===== LISTED RECORDS

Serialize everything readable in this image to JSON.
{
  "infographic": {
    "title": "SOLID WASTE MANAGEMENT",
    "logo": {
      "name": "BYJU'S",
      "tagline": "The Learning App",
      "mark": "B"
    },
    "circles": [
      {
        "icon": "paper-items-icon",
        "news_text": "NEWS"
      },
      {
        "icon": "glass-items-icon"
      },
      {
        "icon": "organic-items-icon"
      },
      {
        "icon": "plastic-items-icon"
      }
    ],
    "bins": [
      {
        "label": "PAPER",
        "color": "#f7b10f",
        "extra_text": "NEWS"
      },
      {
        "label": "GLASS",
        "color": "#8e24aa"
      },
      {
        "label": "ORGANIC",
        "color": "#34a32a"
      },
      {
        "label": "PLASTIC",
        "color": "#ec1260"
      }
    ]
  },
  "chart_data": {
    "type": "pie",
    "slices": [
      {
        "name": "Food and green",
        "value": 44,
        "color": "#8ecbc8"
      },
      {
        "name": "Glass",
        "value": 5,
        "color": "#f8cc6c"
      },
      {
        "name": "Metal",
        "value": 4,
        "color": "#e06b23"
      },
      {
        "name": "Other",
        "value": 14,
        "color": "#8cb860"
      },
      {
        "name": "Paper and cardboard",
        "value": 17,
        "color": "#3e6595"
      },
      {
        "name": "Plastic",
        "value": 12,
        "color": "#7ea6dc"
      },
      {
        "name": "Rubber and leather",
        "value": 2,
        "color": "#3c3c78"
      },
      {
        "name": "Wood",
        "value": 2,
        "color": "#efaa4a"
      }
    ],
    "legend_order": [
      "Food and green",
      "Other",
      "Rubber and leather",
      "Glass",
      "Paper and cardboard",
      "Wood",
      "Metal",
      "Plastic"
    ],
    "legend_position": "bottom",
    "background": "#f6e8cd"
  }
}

==========

WHAT YOU ARE ASKED TO DO: Each entry above is to be quoted exactly.

SOLUTION TO THE PROBLEM:
Serialize everything readable in this image to JSON.
{
  "infographic": {
    "title": "SOLID WASTE MANAGEMENT",
    "logo": {
      "name": "BYJU'S",
      "tagline": "The Learning App",
      "mark": "B"
    },
    "circles": [
      {
        "icon": "paper-items-icon",
        "news_text": "NEWS"
      },
      {
        "icon": "glass-items-icon"
      },
      {
        "icon": "organic-items-icon"
      },
      {
        "icon": "plastic-items-icon"
      }
    ],
    "bins": [
      {
        "label": "PAPER",
        "color": "#f7b10f",
        "extra_text": "NEWS"
      },
      {
        "label": "GLASS",
        "color": "#8e24aa"
      },
      {
        "label": "ORGANIC",
        "color": "#34a32a"
      },
      {
        "label": "PLASTIC",
        "color": "#ec1260"
      }
    ]
  },
  "chart_data": {
    "type": "pie",
    "slices": [
      {
        "name": "Food and green",
        "value": 44,
        "color": "#8ecbc8"
      },
      {
        "name": "Glass",
        "value": 5,
        "color": "#f8cc6c"
      },
      {
        "name": "Metal",
        "value": 4,
        "color": "#e06b23"
      },
      {
        "name": "Other",
        "value": 14,
        "color": "#8cb860"
      },
      {
        "name": "Paper and cardboard",
        "value": 17,
        "color": "#3e6595"
      },
      {
        "name": "Plastic",
        "value": 12,
        "color": "#7ea6dc"
      },
      {
        "name": "Rubber and leather",
        "value": 2,
        "color": "#3c3c78"
      },
      {
        "name": "Wood",
        "value": 2,
        "color": "#efaa4a"
      }
    ],
    "legend_order": [
      "Food and green",
      "Other",
      "Rubber and leather",
      "Glass",
      "Paper and cardboard",
      "Wood",
      "Metal",
      "Plastic"
    ],
    "legend_position": "bottom",
    "background": "#f6e8cd"
  }
}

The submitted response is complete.